## [Aim]
Search the records for the word "screws" and report each line that has it.

Data items
•••
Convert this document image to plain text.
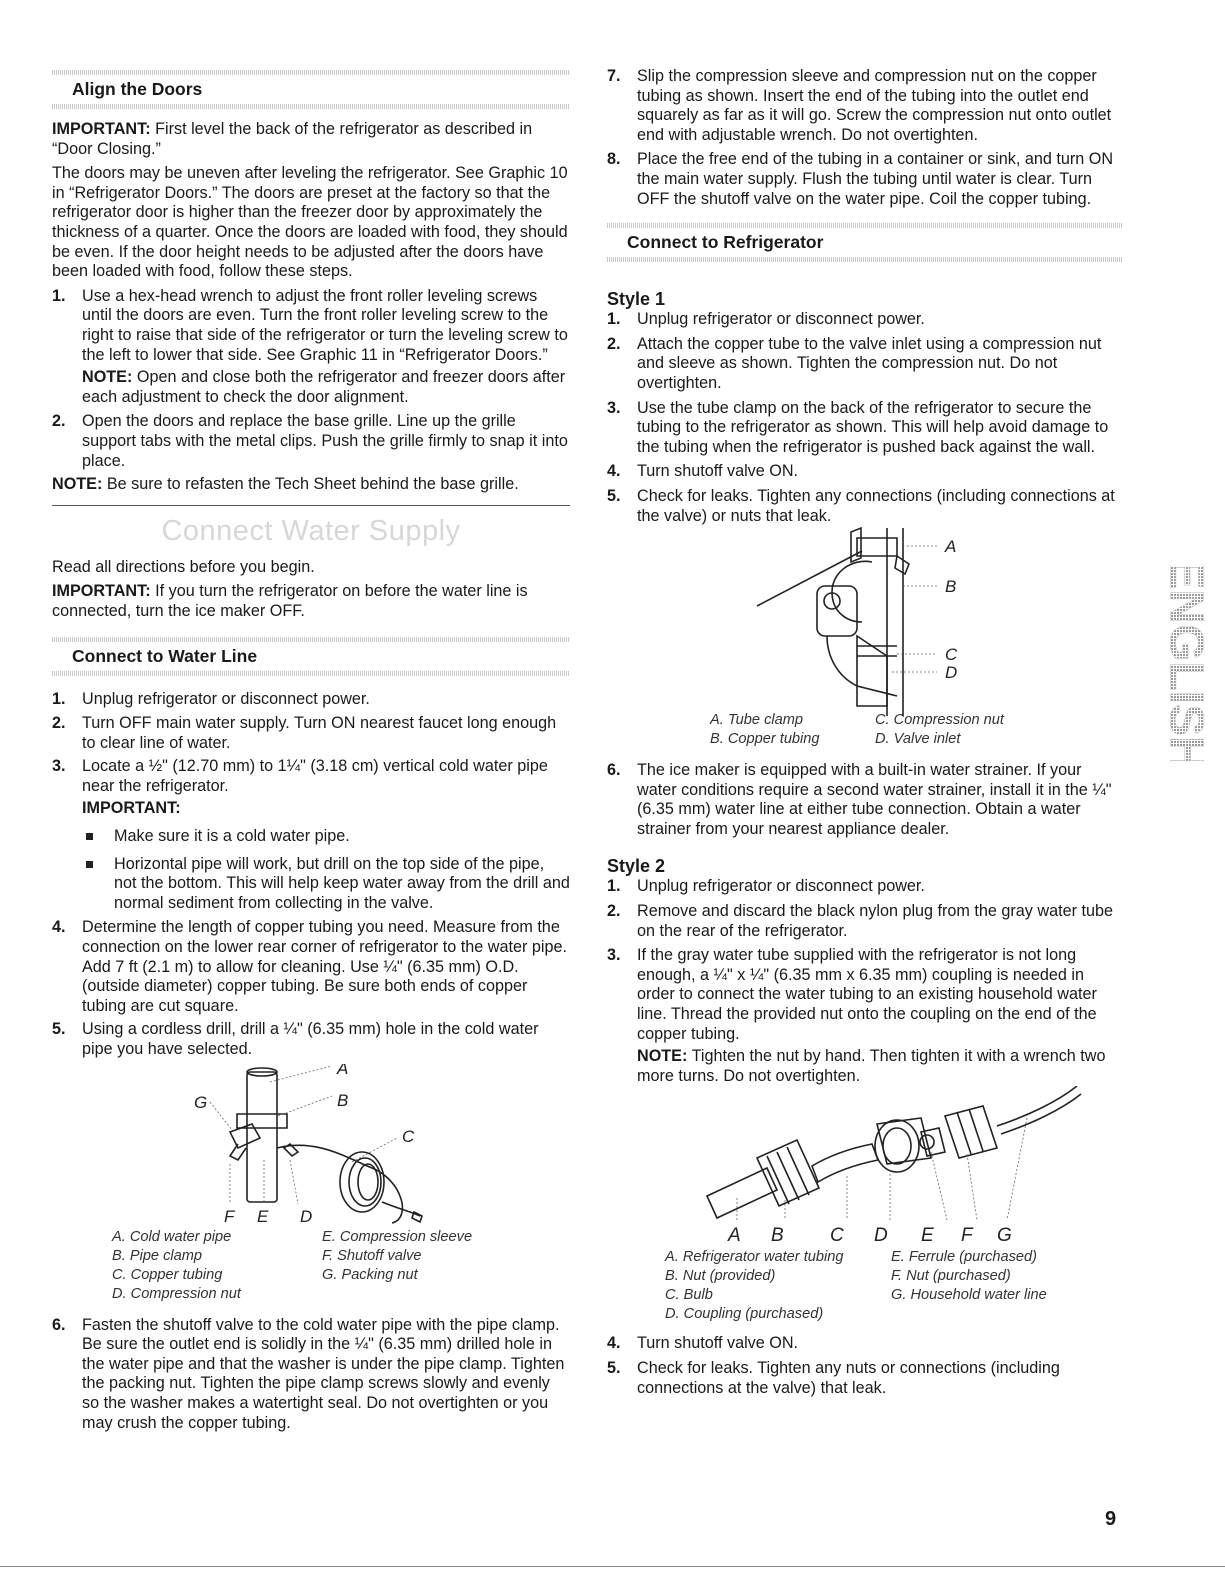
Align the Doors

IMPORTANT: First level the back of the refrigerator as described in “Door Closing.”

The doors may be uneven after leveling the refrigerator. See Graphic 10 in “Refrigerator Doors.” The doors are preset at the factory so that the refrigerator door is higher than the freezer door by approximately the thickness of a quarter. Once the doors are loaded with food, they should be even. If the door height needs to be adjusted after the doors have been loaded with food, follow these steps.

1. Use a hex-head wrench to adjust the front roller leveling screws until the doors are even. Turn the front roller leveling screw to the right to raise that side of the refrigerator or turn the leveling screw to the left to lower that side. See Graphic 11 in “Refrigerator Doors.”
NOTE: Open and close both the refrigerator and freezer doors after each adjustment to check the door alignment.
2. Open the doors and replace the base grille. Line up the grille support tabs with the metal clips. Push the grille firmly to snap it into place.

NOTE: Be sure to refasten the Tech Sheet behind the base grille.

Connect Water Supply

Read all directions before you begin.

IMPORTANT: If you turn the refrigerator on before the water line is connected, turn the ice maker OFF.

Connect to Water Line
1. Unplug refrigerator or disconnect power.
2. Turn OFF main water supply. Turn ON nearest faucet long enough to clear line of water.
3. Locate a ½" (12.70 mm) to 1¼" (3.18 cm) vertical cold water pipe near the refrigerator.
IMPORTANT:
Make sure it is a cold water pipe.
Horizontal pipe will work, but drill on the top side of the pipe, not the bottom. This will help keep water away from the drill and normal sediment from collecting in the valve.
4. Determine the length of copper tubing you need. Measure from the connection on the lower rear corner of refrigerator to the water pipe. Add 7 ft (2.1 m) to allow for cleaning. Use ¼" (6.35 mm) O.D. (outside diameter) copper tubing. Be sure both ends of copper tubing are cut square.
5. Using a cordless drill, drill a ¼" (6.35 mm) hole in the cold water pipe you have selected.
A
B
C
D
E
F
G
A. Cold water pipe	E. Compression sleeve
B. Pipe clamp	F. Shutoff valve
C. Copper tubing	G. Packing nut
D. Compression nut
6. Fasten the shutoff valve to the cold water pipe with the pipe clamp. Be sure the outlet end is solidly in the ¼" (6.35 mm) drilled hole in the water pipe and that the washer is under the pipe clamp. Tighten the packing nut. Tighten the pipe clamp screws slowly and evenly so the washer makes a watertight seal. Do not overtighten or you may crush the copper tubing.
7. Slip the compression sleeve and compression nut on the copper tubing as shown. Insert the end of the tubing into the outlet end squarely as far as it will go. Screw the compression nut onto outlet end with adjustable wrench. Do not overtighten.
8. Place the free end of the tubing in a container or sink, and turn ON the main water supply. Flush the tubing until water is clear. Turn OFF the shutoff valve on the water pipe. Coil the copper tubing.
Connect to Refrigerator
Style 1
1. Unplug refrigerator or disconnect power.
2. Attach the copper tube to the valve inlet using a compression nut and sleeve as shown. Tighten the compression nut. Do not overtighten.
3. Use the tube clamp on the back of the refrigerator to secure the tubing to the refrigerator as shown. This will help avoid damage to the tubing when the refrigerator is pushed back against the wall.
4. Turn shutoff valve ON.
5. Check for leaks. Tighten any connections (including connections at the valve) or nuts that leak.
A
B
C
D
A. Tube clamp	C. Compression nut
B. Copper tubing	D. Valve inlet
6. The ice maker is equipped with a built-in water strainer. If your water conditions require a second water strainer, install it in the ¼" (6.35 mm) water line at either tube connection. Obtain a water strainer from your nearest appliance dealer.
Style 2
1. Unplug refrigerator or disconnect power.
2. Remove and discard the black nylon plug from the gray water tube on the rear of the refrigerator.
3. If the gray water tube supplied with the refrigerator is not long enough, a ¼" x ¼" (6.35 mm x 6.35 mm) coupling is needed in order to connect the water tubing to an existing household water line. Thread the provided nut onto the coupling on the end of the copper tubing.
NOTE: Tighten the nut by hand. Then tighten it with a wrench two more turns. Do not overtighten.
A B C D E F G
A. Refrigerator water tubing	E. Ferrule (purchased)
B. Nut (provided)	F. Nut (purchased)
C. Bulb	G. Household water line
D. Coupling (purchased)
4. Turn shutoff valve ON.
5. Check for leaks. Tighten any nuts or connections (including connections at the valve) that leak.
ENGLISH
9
•••
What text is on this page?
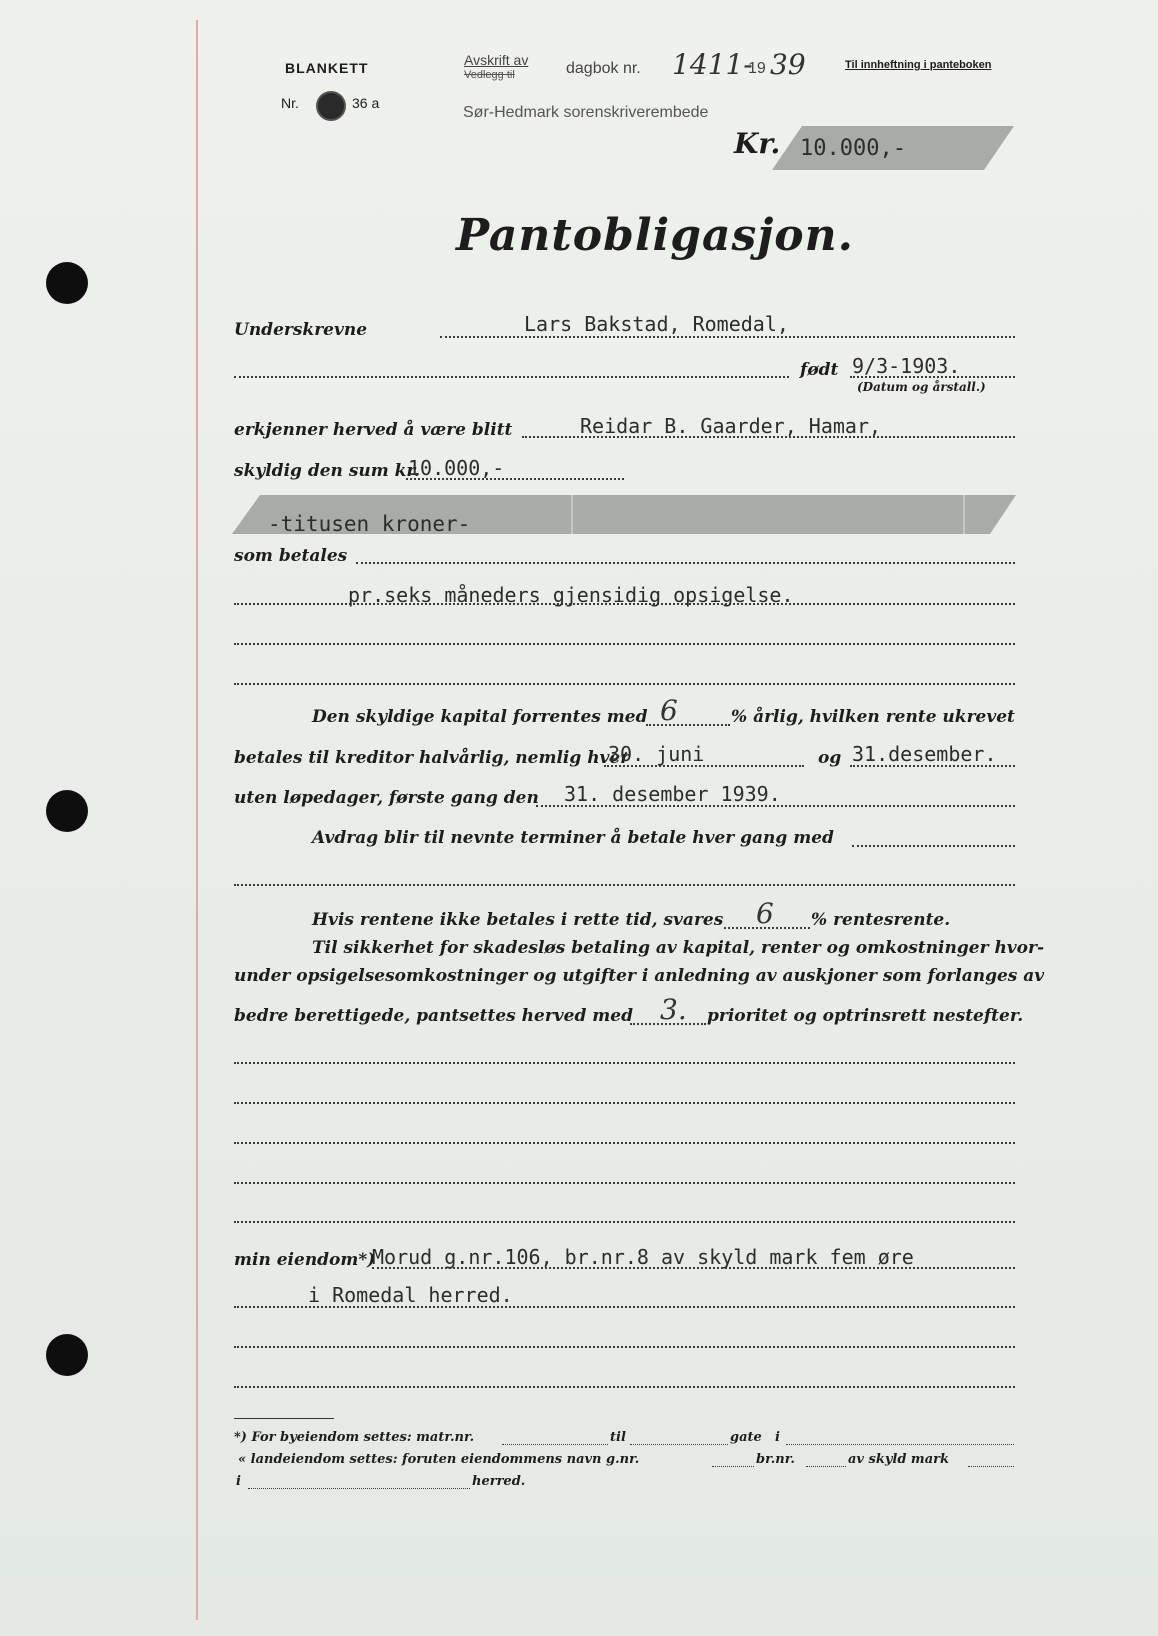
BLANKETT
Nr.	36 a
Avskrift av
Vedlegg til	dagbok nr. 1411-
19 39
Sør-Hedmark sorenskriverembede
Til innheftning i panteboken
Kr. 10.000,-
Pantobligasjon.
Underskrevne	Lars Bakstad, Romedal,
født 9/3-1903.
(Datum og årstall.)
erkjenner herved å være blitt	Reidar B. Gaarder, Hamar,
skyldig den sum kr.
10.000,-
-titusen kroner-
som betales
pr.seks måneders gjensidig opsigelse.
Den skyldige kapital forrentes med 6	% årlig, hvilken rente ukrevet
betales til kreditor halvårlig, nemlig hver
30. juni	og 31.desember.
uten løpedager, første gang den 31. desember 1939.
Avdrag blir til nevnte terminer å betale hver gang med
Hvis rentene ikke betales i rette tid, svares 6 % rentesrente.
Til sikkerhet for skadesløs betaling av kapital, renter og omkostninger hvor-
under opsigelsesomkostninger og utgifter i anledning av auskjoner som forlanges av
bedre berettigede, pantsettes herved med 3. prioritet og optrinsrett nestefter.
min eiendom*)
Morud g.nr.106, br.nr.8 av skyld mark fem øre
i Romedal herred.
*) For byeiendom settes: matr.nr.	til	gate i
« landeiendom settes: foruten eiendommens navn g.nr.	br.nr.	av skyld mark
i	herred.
•••
## [Solution to this task]
1. Use a hex-head wrench to adjust the front roller leveling screws until the doors are even. Turn the front roller leveling screw to the right to raise that side of the refrigerator or turn the leveling screw to the left to lower that side. See Graphic 11 in “Refrigerator Doors.”
6. Fasten the shutoff valve to the cold water pipe with the pipe clamp. Be sure the outlet end is solidly in the ¼" (6.35 mm) drilled hole in the water pipe and that the washer is under the pipe clamp. Tighten the packing nut. Tighten the pipe clamp screws slowly and evenly so the washer makes a watertight seal. Do not overtighten or you may crush the copper tubing.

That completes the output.